╭──
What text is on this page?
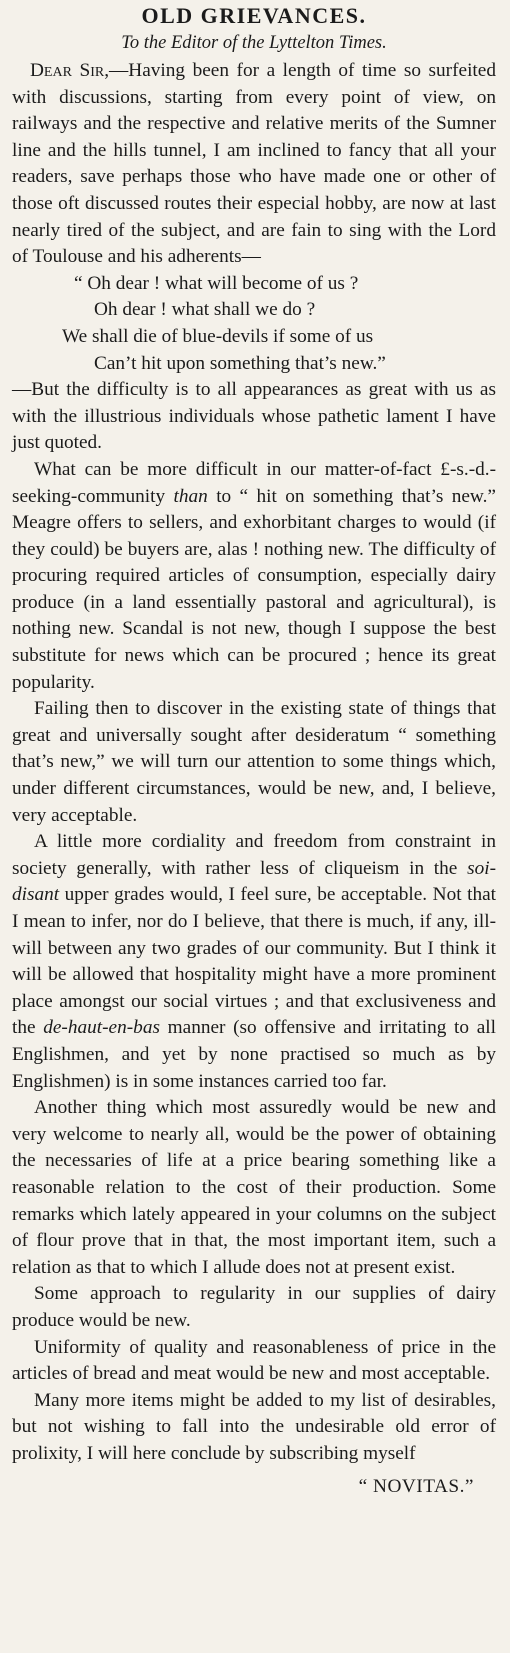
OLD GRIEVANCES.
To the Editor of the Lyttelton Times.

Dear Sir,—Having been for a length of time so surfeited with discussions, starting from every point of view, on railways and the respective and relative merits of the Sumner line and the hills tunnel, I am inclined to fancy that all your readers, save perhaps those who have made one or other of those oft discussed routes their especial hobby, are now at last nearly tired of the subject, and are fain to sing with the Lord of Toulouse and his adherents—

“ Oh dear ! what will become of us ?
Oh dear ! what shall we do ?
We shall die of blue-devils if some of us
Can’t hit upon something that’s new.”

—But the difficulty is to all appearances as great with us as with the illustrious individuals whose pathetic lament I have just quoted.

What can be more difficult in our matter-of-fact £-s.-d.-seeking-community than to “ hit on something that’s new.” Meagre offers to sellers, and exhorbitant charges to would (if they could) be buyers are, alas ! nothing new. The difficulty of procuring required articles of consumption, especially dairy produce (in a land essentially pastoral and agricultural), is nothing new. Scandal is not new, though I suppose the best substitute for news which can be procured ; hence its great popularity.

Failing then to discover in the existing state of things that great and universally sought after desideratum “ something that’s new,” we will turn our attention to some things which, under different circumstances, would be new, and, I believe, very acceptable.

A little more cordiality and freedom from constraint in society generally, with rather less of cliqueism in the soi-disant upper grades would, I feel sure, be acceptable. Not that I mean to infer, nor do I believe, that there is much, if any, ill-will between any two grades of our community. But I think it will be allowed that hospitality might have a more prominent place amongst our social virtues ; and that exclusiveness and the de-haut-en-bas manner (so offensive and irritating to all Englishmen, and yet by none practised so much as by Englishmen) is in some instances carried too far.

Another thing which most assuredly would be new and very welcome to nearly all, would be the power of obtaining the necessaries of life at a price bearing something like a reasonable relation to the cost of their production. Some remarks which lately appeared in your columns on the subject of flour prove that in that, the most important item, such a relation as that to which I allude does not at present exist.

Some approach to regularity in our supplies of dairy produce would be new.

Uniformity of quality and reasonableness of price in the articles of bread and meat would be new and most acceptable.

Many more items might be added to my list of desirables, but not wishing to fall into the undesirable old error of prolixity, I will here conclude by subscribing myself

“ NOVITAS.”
╰──
- _OBJECTIVE_: Copy the data exactly. Any picture it contains is to be omitted.

- _ANSWER TO THIS EXERCISE_:
What text is on this page?
OLD GRIEVANCES.
To the Editor of the Lyttelton Times.

Dear Sir,—Having been for a length of time so surfeited with discussions, starting from every point of view, on railways and the respective and relative merits of the Sumner line and the hills tunnel, I am inclined to fancy that all your readers, save perhaps those who have made one or other of those oft discussed routes their especial hobby, are now at last nearly tired of the subject, and are fain to sing with the Lord of Toulouse and his adherents—

“ Oh dear ! what will become of us ?
Oh dear ! what shall we do ?
We shall die of blue-devils if some of us
Can’t hit upon something that’s new.”

—But the difficulty is to all appearances as great with us as with the illustrious individuals whose pathetic lament I have just quoted.

What can be more difficult in our matter-of-fact £-s.-d.-seeking-community than to “ hit on something that’s new.” Meagre offers to sellers, and exhorbitant charges to would (if they could) be buyers are, alas ! nothing new. The difficulty of procuring required articles of consumption, especially dairy produce (in a land essentially pastoral and agricultural), is nothing new. Scandal is not new, though I suppose the best substitute for news which can be procured ; hence its great popularity.

Failing then to discover in the existing state of things that great and universally sought after desideratum “ something that’s new,” we will turn our attention to some things which, under different circumstances, would be new, and, I believe, very acceptable.

A little more cordiality and freedom from constraint in society generally, with rather less of cliqueism in the soi-disant upper grades would, I feel sure, be acceptable. Not that I mean to infer, nor do I believe, that there is much, if any, ill-will between any two grades of our community. But I think it will be allowed that hospitality might have a more prominent place amongst our social virtues ; and that exclusiveness and the de-haut-en-bas manner (so offensive and irritating to all Englishmen, and yet by none practised so much as by Englishmen) is in some instances carried too far.

Another thing which most assuredly would be new and very welcome to nearly all, would be the power of obtaining the necessaries of life at a price bearing something like a reasonable relation to the cost of their production. Some remarks which lately appeared in your columns on the subject of flour prove that in that, the most important item, such a relation as that to which I allude does not at present exist.

Some approach to regularity in our supplies of dairy produce would be new.

Uniformity of quality and reasonableness of price in the articles of bread and meat would be new and most acceptable.

Many more items might be added to my list of desirables, but not wishing to fall into the undesirable old error of prolixity, I will here conclude by subscribing myself

“ NOVITAS.”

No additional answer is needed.